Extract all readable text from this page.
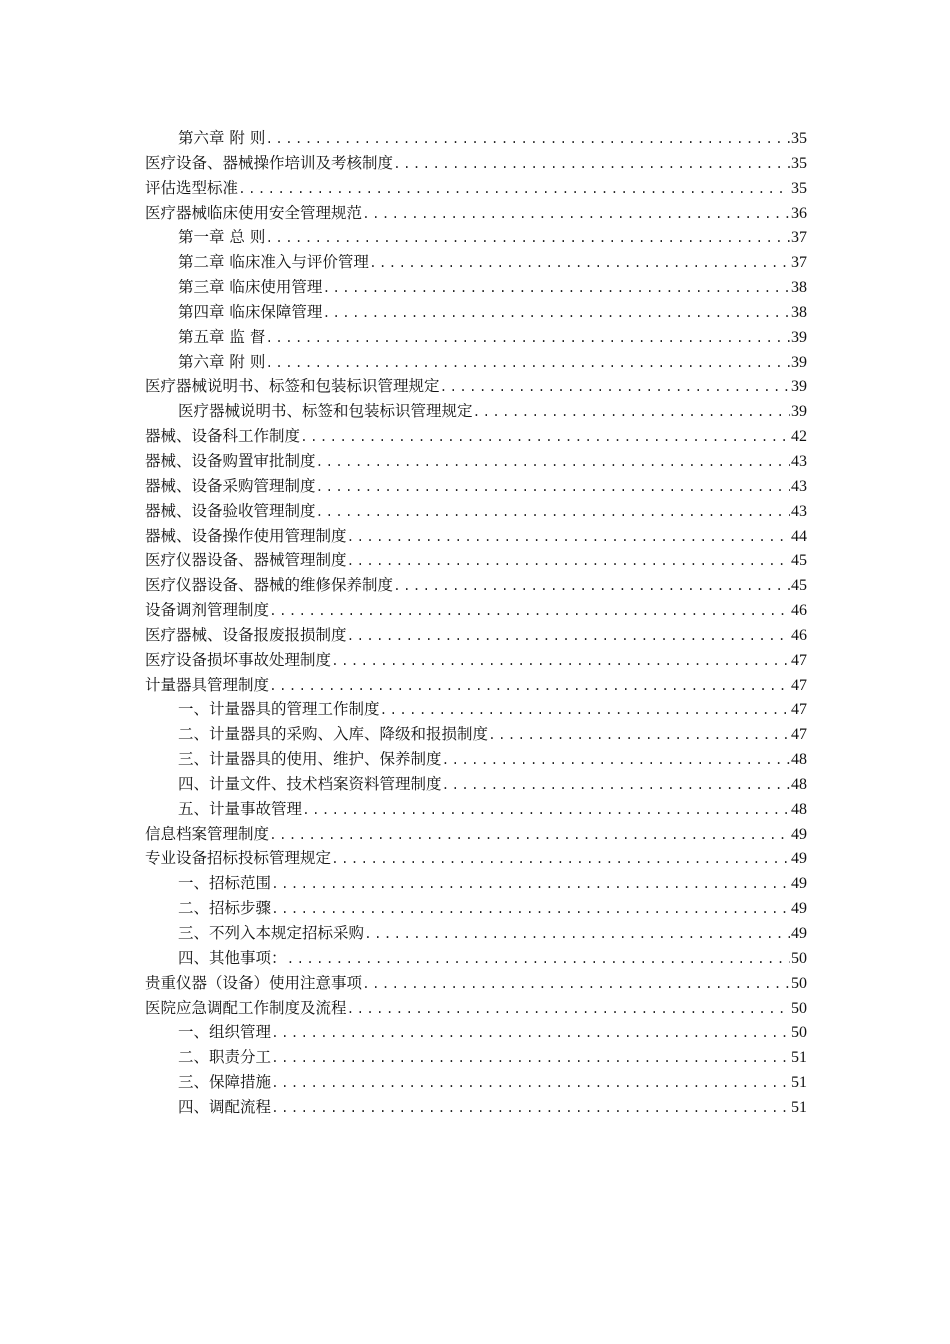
第六章 附 则 .....	35
医疗设备、器械操作培训及考核制度 .....	35
评估选型标准 .....	35
医疗器械临床使用安全管理规范 .....	36
第一章 总 则 .....	37
第二章 临床准入与评价管理 .....	37
第三章 临床使用管理 .....	38
第四章 临床保障管理 .....	38
第五章 监 督 .....	39
第六章 附 则 .....	39
医疗器械说明书、标签和包装标识管理规定 .....	39
医疗器械说明书、标签和包装标识管理规定 .....	39
器械、设备科工作制度 .....	42
器械、设备购置审批制度 .....	43
器械、设备采购管理制度 .....	43
器械、设备验收管理制度 .....	43
器械、设备操作使用管理制度 .....	44
医疗仪器设备、器械管理制度 .....	45
医疗仪器设备、器械的维修保养制度 .....	45
设备调剂管理制度 .....	46
医疗器械、设备报废报损制度 .....	46
医疗设备损坏事故处理制度 .....	47
计量器具管理制度 .....	47
一、计量器具的管理工作制度 .....	47
二、计量器具的采购、入库、降级和报损制度 .....	47
三、计量器具的使用、维护、保养制度 .....	48
四、计量文件、技术档案资料管理制度 .....	48
五、计量事故管理 .....	48
信息档案管理制度 .....	49
专业设备招标投标管理规定 .....	49
一、招标范围 .....	49
二、招标步骤 .....	49
三、不列入本规定招标采购 .....	49
四、其他事项： .....	50
贵重仪器（设备）使用注意事项 .....	50
医院应急调配工作制度及流程 .....	50
一、组织管理 .....	50
二、职责分工 .....	51
三、保障措施 .....	51
四、调配流程 .....	51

■ SHORT TASK
Repeat the listing in full and exactly. Leave any pictures out.

■ EXERCISE RESPONSE
Extract all readable text from this page.
第六章 附 则 .....	35
医疗设备、器械操作培训及考核制度 .....	35
评估选型标准 .....	35
医疗器械临床使用安全管理规范 .....	36
第一章 总 则 .....	37
第二章 临床准入与评价管理 .....	37
第三章 临床使用管理 .....	38
第四章 临床保障管理 .....	38
第五章 监 督 .....	39
第六章 附 则 .....	39
医疗器械说明书、标签和包装标识管理规定 .....	39
医疗器械说明书、标签和包装标识管理规定 .....	39
器械、设备科工作制度 .....	42
器械、设备购置审批制度 .....	43
器械、设备采购管理制度 .....	43
器械、设备验收管理制度 .....	43
器械、设备操作使用管理制度 .....	44
医疗仪器设备、器械管理制度 .....	45
医疗仪器设备、器械的维修保养制度 .....	45
设备调剂管理制度 .....	46
医疗器械、设备报废报损制度 .....	46
医疗设备损坏事故处理制度 .....	47
计量器具管理制度 .....	47
一、计量器具的管理工作制度 .....	47
二、计量器具的采购、入库、降级和报损制度 .....	47
三、计量器具的使用、维护、保养制度 .....	48
四、计量文件、技术档案资料管理制度 .....	48
五、计量事故管理 .....	48
信息档案管理制度 .....	49
专业设备招标投标管理规定 .....	49
一、招标范围 .....	49
二、招标步骤 .....	49
三、不列入本规定招标采购 .....	49
四、其他事项： .....	50
贵重仪器（设备）使用注意事项 .....	50
医院应急调配工作制度及流程 .....	50
一、组织管理 .....	50
二、职责分工 .....	51
三、保障措施 .....	51
四、调配流程 .....	51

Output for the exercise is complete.